Bien que les syndicats affiliés à une même confédération ne puissent présenter qu'une seule liste dans le même collège, la situation contraire s'est présentée et fut validée par un tribunal d'instance dans une décision devenue irrévocable. C'est sur la base de cette anomalie juridique, mais bien réelle, que deux syndicats de même affiliation ont présenté des listes aux élections professionnelles, obtenu chacun une audience inférieure à 10 % et cependant procédé à la désignation de divers représentants.
Pour contester le reproche de défaut de représentativité qu'il leur fut adressé, ces mêmes syndicats ont prétendu qu'il fallait prendre en compte la somme totale de leur score respectif, laquelle dépassait les 10 % fatidiques.

Les données>
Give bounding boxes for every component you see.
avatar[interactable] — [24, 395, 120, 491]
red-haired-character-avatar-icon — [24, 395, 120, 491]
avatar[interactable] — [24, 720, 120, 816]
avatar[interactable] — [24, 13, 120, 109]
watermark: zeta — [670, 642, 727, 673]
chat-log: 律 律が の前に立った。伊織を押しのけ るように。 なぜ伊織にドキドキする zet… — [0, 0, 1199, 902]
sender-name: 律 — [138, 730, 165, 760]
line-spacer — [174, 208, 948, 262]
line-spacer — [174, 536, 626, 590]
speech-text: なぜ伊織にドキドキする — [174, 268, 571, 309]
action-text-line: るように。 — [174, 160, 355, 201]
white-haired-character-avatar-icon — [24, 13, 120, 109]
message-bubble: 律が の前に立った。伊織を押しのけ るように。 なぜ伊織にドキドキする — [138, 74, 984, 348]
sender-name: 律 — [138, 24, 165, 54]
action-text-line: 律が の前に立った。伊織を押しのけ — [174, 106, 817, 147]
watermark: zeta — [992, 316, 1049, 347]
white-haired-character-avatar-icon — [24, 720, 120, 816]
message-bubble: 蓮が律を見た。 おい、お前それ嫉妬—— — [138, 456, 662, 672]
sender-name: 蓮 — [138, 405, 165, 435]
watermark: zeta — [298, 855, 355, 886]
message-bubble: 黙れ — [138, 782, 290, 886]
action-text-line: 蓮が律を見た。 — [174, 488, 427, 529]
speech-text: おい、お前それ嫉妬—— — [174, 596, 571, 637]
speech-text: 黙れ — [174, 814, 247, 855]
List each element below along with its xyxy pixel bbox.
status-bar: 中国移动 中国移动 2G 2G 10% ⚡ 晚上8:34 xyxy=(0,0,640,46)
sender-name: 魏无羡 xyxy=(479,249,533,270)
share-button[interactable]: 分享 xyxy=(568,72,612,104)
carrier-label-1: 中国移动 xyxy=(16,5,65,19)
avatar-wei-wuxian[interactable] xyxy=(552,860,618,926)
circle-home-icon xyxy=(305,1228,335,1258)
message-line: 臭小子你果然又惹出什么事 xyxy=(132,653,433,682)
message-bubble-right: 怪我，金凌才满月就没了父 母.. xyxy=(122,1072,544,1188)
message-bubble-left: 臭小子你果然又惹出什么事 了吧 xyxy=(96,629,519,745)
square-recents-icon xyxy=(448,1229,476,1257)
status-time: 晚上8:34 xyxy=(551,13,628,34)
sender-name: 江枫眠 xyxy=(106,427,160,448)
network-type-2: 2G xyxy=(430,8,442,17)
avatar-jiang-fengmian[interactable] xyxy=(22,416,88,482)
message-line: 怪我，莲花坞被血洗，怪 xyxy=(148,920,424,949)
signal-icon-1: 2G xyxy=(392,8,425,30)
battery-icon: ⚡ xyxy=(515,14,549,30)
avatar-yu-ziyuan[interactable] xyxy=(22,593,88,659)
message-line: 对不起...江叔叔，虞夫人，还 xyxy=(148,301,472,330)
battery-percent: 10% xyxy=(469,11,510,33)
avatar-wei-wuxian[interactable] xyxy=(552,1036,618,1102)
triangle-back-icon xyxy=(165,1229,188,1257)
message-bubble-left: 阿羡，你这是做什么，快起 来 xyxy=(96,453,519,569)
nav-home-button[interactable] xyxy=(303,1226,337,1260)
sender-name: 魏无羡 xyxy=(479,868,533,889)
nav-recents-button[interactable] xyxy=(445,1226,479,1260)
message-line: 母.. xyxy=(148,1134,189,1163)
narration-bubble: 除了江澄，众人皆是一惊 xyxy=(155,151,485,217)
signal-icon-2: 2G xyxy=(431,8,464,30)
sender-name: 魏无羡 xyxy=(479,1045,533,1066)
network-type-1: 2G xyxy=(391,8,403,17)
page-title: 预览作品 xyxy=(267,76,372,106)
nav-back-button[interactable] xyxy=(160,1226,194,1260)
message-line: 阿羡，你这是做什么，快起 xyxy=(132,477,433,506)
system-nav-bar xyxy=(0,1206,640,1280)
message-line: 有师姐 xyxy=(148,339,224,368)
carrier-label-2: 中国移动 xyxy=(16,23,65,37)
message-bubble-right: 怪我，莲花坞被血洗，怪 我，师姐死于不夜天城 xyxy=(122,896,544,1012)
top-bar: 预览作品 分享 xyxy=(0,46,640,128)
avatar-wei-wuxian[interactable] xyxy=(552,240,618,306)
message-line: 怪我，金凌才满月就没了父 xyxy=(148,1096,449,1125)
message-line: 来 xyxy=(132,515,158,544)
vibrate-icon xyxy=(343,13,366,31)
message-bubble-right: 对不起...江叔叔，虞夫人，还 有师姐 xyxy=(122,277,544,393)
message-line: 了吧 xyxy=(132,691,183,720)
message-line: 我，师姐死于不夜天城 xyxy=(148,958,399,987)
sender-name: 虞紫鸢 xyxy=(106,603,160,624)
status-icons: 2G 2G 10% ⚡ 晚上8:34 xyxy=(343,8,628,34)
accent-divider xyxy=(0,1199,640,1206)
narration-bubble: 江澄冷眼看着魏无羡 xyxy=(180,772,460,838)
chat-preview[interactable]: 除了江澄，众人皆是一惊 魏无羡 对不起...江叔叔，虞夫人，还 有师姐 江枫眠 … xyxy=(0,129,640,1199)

Consignes>
**A.** Réécrivez sous forme de liste numérotée la partie des entrées qui va du début jusqu'à la ligne contenant « message-bubble-right: 怪我，金凌才满月就没了父 母.. », cette dernière comprise, en omettant les lignes vides.
**B.** Prolongez, s'il vous plaît, l'extrait sur la représentativité des syndicats à partir de sa dernière phrase.

Corrigés>
**A.**
1. Give bounding boxes for every component you see.
2. avatar[interactable] — [24, 395, 120, 491]
3. red-haired-character-avatar-icon — [24, 395, 120, 491]
4. avatar[interactable] — [24, 720, 120, 816]
5. avatar[interactable] — [24, 13, 120, 109]
6. watermark: zeta — [670, 642, 727, 673]
7. chat-log: 律 律が の前に立った。伊織を押しのけ るように。 なぜ伊織にドキドキする zet… — [0, 0, 1199, 902]
8. sender-name: 律 — [138, 730, 165, 760]
9. line-spacer — [174, 208, 948, 262]
10. line-spacer — [174, 536, 626, 590]
11. speech-text: なぜ伊織にドキドキする — [174, 268, 571, 309]
12. action-text-line: るように。 — [174, 160, 355, 201]
13. white-haired-character-avatar-icon — [24, 13, 120, 109]
14. message-bubble: 律が の前に立った。伊織を押しのけ るように。 なぜ伊織にドキドキする — [138, 74, 984, 348]
15. sender-name: 律 — [138, 24, 165, 54]
16. action-text-line: 律が の前に立った。伊織を押しのけ — [174, 106, 817, 147]
17. watermark: zeta — [992, 316, 1049, 347]
18. white-haired-character-avatar-icon — [24, 720, 120, 816]
19. message-bubble: 蓮が律を見た。 おい、お前それ嫉妬—— — [138, 456, 662, 672]
20. sender-name: 蓮 — [138, 405, 165, 435]
21. watermark: zeta — [298, 855, 355, 886]
22. message-bubble: 黙れ — [138, 782, 290, 886]
23. action-text-line: 蓮が律を見た。 — [174, 488, 427, 529]
24. speech-text: おい、お前それ嫉妬—— — [174, 596, 571, 637]
25. speech-text: 黙れ — [174, 814, 247, 855]
26. List each element below along with its xyxy pixel bbox.
27. status-bar: 中国移动 中国移动 2G 2G 10% ⚡ 晚上8:34 xyxy=(0,0,640,46)
28. sender-name: 魏无羡 xyxy=(479,249,533,270)
29. share-button[interactable]: 分享 xyxy=(568,72,612,104)
30. carrier-label-1: 中国移动 xyxy=(16,5,65,19)
31. avatar-wei-wuxian[interactable] xyxy=(552,860,618,926)
32. circle-home-icon xyxy=(305,1228,335,1258)
33. message-line: 臭小子你果然又惹出什么事 xyxy=(132,653,433,682)
34. message-bubble-right: 怪我，金凌才满月就没了父 母.. xyxy=(122,1072,544,1188)

**B.**
Cette argumentation, accueillie par un tribunal d'instance, fut invalidée par la Chambre sociale de la Cour de cassation dans un arrêt du 26 octobre 2011 au motif que ces syndicats n'avaient jamais présenté de listes communes. La Chambre sociale rend un arrêt qui se situe dans le droit fil de ses positions précédentes.
Résumé

Lorsque deux syndicats de même affiliation ont chacun présenté leur propre liste au premier tour de l'élection des membres titulaires du comité d'entreprise, il n'y a pas lieu de procéder à la totalisation, au profit de l'un ou de l'autre, des suffrages recueillis en propre par chacun. Si ni l'un, ni l'autre de ces syndicats n'a recueilli au moins 10 % des suffrages exprimés, il en résulte que ni l'un, ni l'autre n'est représentatif au sein de l'établissement et ne peut dès lors procéder aux désignations de ses représentants.

Commentaire

Des syndicats affiliés à une même confédération ne peuvent présenter qu'une seule liste dans le même collège. Telle est, chacun le sait, la position adoptée par la Cour de cassation avant (1) comme après l'entrée en vigueur de la loi n° 2008-789 du 20 août 2008 (N° Lexbase : L7392IAZ) (2).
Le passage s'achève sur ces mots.